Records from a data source
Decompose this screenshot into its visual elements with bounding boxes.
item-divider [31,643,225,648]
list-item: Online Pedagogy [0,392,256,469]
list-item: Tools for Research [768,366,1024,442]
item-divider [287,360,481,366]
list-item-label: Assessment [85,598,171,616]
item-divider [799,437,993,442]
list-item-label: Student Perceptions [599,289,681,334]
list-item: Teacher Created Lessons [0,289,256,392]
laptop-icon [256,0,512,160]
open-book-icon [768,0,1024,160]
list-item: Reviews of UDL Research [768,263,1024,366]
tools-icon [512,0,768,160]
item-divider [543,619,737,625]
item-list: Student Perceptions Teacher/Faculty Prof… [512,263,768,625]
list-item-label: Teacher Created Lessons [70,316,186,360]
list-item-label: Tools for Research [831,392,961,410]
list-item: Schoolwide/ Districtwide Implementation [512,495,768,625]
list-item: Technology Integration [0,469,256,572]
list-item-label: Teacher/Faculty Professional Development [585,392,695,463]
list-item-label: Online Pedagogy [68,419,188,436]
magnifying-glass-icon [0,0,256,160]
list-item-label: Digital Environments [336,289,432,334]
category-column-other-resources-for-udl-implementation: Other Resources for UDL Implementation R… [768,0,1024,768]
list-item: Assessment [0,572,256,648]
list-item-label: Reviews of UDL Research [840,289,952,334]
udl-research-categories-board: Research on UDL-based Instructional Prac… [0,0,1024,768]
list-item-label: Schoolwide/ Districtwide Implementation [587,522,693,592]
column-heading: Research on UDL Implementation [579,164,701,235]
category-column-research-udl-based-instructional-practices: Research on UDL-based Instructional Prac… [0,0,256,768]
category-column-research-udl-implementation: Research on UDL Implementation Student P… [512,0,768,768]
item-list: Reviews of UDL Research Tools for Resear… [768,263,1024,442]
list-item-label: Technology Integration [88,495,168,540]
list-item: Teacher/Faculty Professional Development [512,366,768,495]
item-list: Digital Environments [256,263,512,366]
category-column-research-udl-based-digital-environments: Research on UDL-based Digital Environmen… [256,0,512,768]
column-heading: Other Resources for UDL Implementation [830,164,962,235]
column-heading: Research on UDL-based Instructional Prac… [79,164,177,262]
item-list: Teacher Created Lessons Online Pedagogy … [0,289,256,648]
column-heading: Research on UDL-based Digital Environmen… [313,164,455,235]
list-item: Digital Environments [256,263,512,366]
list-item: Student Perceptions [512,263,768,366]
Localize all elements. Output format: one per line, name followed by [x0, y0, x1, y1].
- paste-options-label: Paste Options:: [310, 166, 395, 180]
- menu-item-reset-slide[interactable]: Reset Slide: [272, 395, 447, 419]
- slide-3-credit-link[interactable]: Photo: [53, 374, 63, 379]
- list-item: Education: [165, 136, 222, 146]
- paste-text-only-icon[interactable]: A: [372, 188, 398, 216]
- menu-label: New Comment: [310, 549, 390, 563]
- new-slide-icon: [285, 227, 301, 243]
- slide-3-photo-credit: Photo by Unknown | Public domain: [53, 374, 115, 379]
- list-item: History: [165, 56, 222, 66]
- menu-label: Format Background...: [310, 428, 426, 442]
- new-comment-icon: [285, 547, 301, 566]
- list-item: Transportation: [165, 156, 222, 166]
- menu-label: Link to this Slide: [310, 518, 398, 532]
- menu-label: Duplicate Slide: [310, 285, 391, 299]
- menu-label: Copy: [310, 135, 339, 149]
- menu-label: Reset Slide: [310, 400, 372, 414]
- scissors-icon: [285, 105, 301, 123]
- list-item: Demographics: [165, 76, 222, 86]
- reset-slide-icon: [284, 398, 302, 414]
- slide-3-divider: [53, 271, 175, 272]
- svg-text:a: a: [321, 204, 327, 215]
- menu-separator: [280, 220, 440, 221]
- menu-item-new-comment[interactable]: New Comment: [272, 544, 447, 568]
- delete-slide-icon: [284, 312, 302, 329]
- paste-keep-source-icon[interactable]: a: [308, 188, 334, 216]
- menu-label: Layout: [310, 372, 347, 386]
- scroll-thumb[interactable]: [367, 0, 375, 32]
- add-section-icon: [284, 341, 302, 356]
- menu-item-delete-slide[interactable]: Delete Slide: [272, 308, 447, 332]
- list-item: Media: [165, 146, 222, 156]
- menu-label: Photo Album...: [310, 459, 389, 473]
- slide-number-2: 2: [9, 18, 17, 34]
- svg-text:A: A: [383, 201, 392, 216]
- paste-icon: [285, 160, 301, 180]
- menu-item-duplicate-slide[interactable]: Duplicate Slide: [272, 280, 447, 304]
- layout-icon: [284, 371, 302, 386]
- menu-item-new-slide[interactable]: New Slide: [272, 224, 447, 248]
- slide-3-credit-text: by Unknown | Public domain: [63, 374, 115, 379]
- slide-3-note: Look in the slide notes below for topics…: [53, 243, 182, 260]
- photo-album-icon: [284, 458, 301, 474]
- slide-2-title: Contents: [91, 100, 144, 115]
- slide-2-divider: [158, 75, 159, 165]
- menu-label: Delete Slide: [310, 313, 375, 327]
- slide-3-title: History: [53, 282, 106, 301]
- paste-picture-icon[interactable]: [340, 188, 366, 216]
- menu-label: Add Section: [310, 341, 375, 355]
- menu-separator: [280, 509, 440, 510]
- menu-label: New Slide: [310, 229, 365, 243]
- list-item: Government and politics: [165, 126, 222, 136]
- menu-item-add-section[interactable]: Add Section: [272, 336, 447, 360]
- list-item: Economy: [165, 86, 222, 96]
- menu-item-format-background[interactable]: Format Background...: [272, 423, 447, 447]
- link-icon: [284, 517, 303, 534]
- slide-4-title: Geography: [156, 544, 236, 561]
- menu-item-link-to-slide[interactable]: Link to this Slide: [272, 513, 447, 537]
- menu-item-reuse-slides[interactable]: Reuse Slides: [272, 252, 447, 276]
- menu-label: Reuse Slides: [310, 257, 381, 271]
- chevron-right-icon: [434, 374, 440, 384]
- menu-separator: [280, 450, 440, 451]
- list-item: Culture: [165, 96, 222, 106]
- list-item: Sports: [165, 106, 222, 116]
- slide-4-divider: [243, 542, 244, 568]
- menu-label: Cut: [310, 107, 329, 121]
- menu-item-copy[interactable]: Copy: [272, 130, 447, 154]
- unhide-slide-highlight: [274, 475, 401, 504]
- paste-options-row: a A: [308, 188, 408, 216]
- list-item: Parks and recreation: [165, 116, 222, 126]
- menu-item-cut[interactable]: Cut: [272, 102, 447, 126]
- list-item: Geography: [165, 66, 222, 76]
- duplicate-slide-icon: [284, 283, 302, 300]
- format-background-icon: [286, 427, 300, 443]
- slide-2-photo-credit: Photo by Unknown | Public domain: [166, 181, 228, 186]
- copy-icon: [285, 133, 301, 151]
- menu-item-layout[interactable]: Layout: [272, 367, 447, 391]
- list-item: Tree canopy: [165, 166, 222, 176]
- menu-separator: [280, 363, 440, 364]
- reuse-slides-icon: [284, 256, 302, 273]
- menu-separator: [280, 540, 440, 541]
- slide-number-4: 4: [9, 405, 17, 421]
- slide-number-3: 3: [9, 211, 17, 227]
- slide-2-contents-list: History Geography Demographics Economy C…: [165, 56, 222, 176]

#### [REQUIREMENTS]
Please rewrite all of the lines above, changing "Tree canopy" to "Urban canopy" and leaving everything else as it is.

#### [TASK OUTPUT]
Decompose this screenshot into its visual elements with bounding boxes.
item-divider [31,643,225,648]
list-item: Online Pedagogy [0,392,256,469]
list-item: Tools for Research [768,366,1024,442]
item-divider [287,360,481,366]
list-item-label: Assessment [85,598,171,616]
item-divider [799,437,993,442]
list-item-label: Student Perceptions [599,289,681,334]
list-item: Teacher Created Lessons [0,289,256,392]
laptop-icon [256,0,512,160]
open-book-icon [768,0,1024,160]
list-item: Reviews of UDL Research [768,263,1024,366]
tools-icon [512,0,768,160]
item-divider [543,619,737,625]
item-list: Student Perceptions Teacher/Faculty Prof… [512,263,768,625]
list-item-label: Teacher Created Lessons [70,316,186,360]
list-item-label: Tools for Research [831,392,961,410]
list-item: Schoolwide/ Districtwide Implementation [512,495,768,625]
list-item: Technology Integration [0,469,256,572]
list-item-label: Teacher/Faculty Professional Development [585,392,695,463]
list-item-label: Online Pedagogy [68,419,188,436]
magnifying-glass-icon [0,0,256,160]
list-item-label: Digital Environments [336,289,432,334]
category-column-other-resources-for-udl-implementation: Other Resources for UDL Implementation R… [768,0,1024,768]
list-item: Assessment [0,572,256,648]
list-item-label: Reviews of UDL Research [840,289,952,334]
udl-research-categories-board: Research on UDL-based Instructional Prac… [0,0,1024,768]
list-item-label: Schoolwide/ Districtwide Implementation [587,522,693,592]
column-heading: Research on UDL Implementation [579,164,701,235]
category-column-research-udl-based-instructional-practices: Research on UDL-based Instructional Prac… [0,0,256,768]
category-column-research-udl-implementation: Research on UDL Implementation Student P… [512,0,768,768]
item-list: Reviews of UDL Research Tools for Resear… [768,263,1024,442]
list-item-label: Technology Integration [88,495,168,540]
list-item: Teacher/Faculty Professional Development [512,366,768,495]
item-list: Digital Environments [256,263,512,366]
category-column-research-udl-based-digital-environments: Research on UDL-based Digital Environmen… [256,0,512,768]
column-heading: Other Resources for UDL Implementation [830,164,962,235]
column-heading: Research on UDL-based Instructional Prac… [79,164,177,262]
item-list: Teacher Created Lessons Online Pedagogy … [0,289,256,648]
column-heading: Research on UDL-based Digital Environmen… [313,164,455,235]
list-item: Digital Environments [256,263,512,366]
list-item: Student Perceptions [512,263,768,366]
Localize all elements. Output format: one per line, name followed by [x0, y0, x1, y1].
- paste-options-label: Paste Options:: [310, 166, 395, 180]
- menu-item-reset-slide[interactable]: Reset Slide: [272, 395, 447, 419]
- slide-3-credit-link[interactable]: Photo: [53, 374, 63, 379]
- list-item: Education: [165, 136, 222, 146]
- paste-text-only-icon[interactable]: A: [372, 188, 398, 216]
- menu-label: New Comment: [310, 549, 390, 563]
- new-slide-icon: [285, 227, 301, 243]
- slide-3-photo-credit: Photo by Unknown | Public domain: [53, 374, 115, 379]
- list-item: History: [165, 56, 222, 66]
- menu-label: Format Background...: [310, 428, 426, 442]
- new-comment-icon: [285, 547, 301, 566]
- list-item: Transportation: [165, 156, 222, 166]
- menu-label: Link to this Slide: [310, 518, 398, 532]
- menu-label: Duplicate Slide: [310, 285, 391, 299]
- menu-label: Copy: [310, 135, 339, 149]
- menu-label: Reset Slide: [310, 400, 372, 414]
- scissors-icon: [285, 105, 301, 123]
- list-item: Demographics: [165, 76, 222, 86]
- reset-slide-icon: [284, 398, 302, 414]
- slide-3-divider: [53, 271, 175, 272]
- svg-text:a: a: [321, 204, 327, 215]
- menu-separator: [280, 220, 440, 221]
- menu-item-new-comment[interactable]: New Comment: [272, 544, 447, 568]
- delete-slide-icon: [284, 312, 302, 329]
- paste-keep-source-icon[interactable]: a: [308, 188, 334, 216]
- menu-label: Layout: [310, 372, 347, 386]
- scroll-thumb[interactable]: [367, 0, 375, 32]
- add-section-icon: [284, 341, 302, 356]
- menu-item-delete-slide[interactable]: Delete Slide: [272, 308, 447, 332]
- list-item: Media: [165, 146, 222, 156]
- menu-label: Photo Album...: [310, 459, 389, 473]
- slide-number-2: 2: [9, 18, 17, 34]
- svg-text:A: A: [383, 201, 392, 216]
- paste-icon: [285, 160, 301, 180]
- menu-item-duplicate-slide[interactable]: Duplicate Slide: [272, 280, 447, 304]
- layout-icon: [284, 371, 302, 386]
- menu-item-new-slide[interactable]: New Slide: [272, 224, 447, 248]
- slide-3-credit-text: by Unknown | Public domain: [63, 374, 115, 379]
- slide-3-note: Look in the slide notes below for topics…: [53, 243, 182, 260]
- photo-album-icon: [284, 458, 301, 474]
- slide-2-title: Contents: [91, 100, 144, 115]
- slide-2-divider: [158, 75, 159, 165]
- menu-label: Delete Slide: [310, 313, 375, 327]
- slide-3-title: History: [53, 282, 106, 301]
- paste-picture-icon[interactable]: [340, 188, 366, 216]
- menu-label: Add Section: [310, 341, 375, 355]
- menu-separator: [280, 509, 440, 510]
- menu-label: New Slide: [310, 229, 365, 243]
- list-item: Government and politics: [165, 126, 222, 136]
- menu-item-add-section[interactable]: Add Section: [272, 336, 447, 360]
- list-item: Economy: [165, 86, 222, 96]
- menu-item-format-background[interactable]: Format Background...: [272, 423, 447, 447]
- link-icon: [284, 517, 303, 534]
- slide-4-title: Geography: [156, 544, 236, 561]
- menu-item-link-to-slide[interactable]: Link to this Slide: [272, 513, 447, 537]
- menu-item-reuse-slides[interactable]: Reuse Slides: [272, 252, 447, 276]
- menu-label: Reuse Slides: [310, 257, 381, 271]
- chevron-right-icon: [434, 374, 440, 384]
- menu-separator: [280, 450, 440, 451]
- list-item: Culture: [165, 96, 222, 106]
- list-item: Sports: [165, 106, 222, 116]
- slide-4-divider: [243, 542, 244, 568]
- menu-label: Cut: [310, 107, 329, 121]
- menu-item-copy[interactable]: Copy: [272, 130, 447, 154]
- unhide-slide-highlight: [274, 475, 401, 504]
- paste-options-row: a A: [308, 188, 408, 216]
- list-item: Parks and recreation: [165, 116, 222, 126]
- menu-item-cut[interactable]: Cut: [272, 102, 447, 126]
- list-item: Geography: [165, 66, 222, 76]
- duplicate-slide-icon: [284, 283, 302, 300]
- format-background-icon: [286, 427, 300, 443]
- slide-2-photo-credit: Photo by Unknown | Public domain: [166, 181, 228, 186]
- copy-icon: [285, 133, 301, 151]
- menu-item-layout[interactable]: Layout: [272, 367, 447, 391]
- list-item: Urban canopy: [165, 166, 222, 176]
- menu-separator: [280, 363, 440, 364]
- reuse-slides-icon: [284, 256, 302, 273]
- menu-separator: [280, 540, 440, 541]
- slide-number-4: 4: [9, 405, 17, 421]
- slide-number-3: 3: [9, 211, 17, 227]
- slide-2-contents-list: History Geography Demographics Economy C…: [165, 56, 222, 176]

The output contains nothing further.